Whenever a line contains the string "screenshot", copy it out of the entries.

═══ Exercise data ═══

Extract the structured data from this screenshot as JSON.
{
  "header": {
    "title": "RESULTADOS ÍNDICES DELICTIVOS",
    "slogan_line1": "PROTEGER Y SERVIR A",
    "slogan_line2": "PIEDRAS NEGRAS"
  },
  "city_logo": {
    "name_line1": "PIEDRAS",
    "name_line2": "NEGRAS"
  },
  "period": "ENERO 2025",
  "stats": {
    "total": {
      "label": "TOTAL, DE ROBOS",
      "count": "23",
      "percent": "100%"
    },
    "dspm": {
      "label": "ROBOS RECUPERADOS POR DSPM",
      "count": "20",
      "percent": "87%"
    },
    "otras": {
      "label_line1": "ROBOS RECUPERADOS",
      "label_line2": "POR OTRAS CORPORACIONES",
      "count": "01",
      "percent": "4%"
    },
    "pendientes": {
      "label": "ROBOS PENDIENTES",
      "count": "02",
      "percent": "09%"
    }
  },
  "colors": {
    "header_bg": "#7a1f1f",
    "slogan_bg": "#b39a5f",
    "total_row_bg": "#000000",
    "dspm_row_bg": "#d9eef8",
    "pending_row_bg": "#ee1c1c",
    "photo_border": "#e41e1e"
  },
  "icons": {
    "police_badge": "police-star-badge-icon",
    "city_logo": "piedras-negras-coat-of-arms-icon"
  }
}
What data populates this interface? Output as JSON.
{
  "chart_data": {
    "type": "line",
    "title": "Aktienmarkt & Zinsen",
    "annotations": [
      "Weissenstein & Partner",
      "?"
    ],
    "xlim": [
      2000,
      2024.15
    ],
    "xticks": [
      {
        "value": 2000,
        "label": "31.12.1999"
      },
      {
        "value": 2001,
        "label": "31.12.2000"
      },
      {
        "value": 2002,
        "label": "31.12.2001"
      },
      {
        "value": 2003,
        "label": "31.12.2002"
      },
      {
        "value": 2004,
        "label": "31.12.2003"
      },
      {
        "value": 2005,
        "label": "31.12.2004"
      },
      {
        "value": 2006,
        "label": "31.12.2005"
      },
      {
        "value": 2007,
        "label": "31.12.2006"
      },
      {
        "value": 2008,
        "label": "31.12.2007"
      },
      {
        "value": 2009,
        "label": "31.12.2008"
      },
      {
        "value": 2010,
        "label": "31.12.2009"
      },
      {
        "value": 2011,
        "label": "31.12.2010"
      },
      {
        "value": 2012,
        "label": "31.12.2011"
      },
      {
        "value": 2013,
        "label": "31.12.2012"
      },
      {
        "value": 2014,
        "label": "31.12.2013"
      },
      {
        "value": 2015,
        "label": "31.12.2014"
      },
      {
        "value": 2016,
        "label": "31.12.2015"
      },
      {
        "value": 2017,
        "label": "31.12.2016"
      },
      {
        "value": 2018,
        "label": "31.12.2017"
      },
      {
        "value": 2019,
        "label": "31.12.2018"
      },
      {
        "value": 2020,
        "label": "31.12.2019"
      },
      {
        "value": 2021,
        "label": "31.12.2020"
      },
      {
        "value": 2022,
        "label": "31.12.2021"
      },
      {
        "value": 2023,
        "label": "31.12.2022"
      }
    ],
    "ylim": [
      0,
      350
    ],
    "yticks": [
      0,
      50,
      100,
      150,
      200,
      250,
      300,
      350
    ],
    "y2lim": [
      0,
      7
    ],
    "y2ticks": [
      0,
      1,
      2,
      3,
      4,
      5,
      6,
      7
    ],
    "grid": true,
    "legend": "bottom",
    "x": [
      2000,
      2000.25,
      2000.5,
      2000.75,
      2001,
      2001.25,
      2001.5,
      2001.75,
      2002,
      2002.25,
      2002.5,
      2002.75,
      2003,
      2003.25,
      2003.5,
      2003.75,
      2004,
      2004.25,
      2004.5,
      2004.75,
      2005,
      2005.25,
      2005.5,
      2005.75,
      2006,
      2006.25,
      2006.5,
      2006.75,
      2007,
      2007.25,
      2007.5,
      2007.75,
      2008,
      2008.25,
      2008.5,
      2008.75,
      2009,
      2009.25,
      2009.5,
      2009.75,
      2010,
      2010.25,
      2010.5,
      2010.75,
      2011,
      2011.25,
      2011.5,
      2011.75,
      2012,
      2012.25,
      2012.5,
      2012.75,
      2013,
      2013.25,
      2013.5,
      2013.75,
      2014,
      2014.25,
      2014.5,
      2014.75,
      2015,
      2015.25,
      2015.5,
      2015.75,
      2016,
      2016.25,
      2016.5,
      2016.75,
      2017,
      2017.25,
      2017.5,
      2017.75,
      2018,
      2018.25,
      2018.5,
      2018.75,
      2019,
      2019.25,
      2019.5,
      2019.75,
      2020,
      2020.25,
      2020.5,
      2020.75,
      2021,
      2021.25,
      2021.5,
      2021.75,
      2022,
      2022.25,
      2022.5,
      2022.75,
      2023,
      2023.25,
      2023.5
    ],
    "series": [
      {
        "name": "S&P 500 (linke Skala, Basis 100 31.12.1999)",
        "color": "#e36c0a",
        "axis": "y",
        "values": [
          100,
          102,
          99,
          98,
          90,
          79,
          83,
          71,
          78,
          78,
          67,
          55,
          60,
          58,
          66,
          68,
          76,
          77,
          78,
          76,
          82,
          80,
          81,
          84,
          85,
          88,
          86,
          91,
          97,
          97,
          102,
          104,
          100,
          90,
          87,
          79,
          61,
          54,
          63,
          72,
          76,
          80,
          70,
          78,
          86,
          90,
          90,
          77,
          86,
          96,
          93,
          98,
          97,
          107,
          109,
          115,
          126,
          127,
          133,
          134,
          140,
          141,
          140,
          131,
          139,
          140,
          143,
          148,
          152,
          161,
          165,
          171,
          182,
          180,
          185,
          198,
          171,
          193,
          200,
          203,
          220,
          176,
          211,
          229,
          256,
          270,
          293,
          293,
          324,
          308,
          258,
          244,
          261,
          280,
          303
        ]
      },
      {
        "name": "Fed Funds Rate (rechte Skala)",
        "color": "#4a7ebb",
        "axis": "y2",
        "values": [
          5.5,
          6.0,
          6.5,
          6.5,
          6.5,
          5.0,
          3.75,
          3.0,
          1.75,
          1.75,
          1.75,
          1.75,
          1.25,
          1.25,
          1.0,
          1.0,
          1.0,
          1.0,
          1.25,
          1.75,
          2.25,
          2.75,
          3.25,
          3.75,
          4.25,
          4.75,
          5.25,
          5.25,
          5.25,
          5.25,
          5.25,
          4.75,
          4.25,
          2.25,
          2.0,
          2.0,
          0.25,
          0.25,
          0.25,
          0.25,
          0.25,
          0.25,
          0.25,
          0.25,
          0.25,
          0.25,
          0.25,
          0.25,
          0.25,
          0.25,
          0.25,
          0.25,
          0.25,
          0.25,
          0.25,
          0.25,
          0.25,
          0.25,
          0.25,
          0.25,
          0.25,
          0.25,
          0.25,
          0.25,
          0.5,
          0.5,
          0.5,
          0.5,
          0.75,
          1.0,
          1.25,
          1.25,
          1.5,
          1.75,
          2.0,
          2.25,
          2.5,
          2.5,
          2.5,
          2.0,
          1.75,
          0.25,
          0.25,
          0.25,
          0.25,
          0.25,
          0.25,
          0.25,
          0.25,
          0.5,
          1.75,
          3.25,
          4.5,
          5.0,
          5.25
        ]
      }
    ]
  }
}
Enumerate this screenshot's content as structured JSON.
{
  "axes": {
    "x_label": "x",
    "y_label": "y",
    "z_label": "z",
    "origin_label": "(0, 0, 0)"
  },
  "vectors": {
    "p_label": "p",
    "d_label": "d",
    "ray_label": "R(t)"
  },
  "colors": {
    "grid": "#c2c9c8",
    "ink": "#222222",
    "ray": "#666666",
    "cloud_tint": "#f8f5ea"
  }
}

═══

Response to the task:
Extract the structured data from this screenshot as JSON.
Enumerate this screenshot's content as structured JSON.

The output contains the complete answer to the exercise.